• Data:
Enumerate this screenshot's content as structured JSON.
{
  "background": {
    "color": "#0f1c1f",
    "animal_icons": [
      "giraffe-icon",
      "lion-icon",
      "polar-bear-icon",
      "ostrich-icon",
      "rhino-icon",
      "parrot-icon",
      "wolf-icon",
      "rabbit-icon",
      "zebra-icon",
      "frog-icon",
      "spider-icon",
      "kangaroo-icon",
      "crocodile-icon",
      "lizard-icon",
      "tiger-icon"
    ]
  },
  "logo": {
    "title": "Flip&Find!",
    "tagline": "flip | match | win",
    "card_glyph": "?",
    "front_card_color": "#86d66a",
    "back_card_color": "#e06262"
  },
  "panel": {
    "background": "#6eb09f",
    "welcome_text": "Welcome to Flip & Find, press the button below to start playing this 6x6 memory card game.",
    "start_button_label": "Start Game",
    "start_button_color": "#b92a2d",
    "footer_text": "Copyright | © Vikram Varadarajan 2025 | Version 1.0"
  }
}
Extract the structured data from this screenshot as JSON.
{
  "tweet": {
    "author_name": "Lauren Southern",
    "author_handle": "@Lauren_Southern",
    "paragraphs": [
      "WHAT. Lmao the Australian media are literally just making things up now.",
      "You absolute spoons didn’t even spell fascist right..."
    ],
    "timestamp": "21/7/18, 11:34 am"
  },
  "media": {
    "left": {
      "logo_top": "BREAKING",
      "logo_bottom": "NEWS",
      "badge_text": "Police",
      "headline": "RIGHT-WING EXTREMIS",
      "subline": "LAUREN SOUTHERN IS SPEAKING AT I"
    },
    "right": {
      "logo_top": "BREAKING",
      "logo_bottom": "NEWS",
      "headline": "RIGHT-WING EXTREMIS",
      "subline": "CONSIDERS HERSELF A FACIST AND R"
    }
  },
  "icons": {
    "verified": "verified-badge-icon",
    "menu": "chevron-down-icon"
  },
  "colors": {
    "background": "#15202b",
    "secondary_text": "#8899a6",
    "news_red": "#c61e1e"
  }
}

• Given problem: Could you quote the material above in full, exactly as it stands?

• Correct output:
Enumerate this screenshot's content as structured JSON.
{
  "background": {
    "color": "#0f1c1f",
    "animal_icons": [
      "giraffe-icon",
      "lion-icon",
      "polar-bear-icon",
      "ostrich-icon",
      "rhino-icon",
      "parrot-icon",
      "wolf-icon",
      "rabbit-icon",
      "zebra-icon",
      "frog-icon",
      "spider-icon",
      "kangaroo-icon",
      "crocodile-icon",
      "lizard-icon",
      "tiger-icon"
    ]
  },
  "logo": {
    "title": "Flip&Find!",
    "tagline": "flip | match | win",
    "card_glyph": "?",
    "front_card_color": "#86d66a",
    "back_card_color": "#e06262"
  },
  "panel": {
    "background": "#6eb09f",
    "welcome_text": "Welcome to Flip & Find, press the button below to start playing this 6x6 memory card game.",
    "start_button_label": "Start Game",
    "start_button_color": "#b92a2d",
    "footer_text": "Copyright | © Vikram Varadarajan 2025 | Version 1.0"
  }
}
Extract the structured data from this screenshot as JSON.
{
  "tweet": {
    "author_name": "Lauren Southern",
    "author_handle": "@Lauren_Southern",
    "paragraphs": [
      "WHAT. Lmao the Australian media are literally just making things up now.",
      "You absolute spoons didn’t even spell fascist right..."
    ],
    "timestamp": "21/7/18, 11:34 am"
  },
  "media": {
    "left": {
      "logo_top": "BREAKING",
      "logo_bottom": "NEWS",
      "badge_text": "Police",
      "headline": "RIGHT-WING EXTREMIS",
      "subline": "LAUREN SOUTHERN IS SPEAKING AT I"
    },
    "right": {
      "logo_top": "BREAKING",
      "logo_bottom": "NEWS",
      "headline": "RIGHT-WING EXTREMIS",
      "subline": "CONSIDERS HERSELF A FACIST AND R"
    }
  },
  "icons": {
    "verified": "verified-badge-icon",
    "menu": "chevron-down-icon"
  },
  "colors": {
    "background": "#15202b",
    "secondary_text": "#8899a6",
    "news_red": "#c61e1e"
  }
}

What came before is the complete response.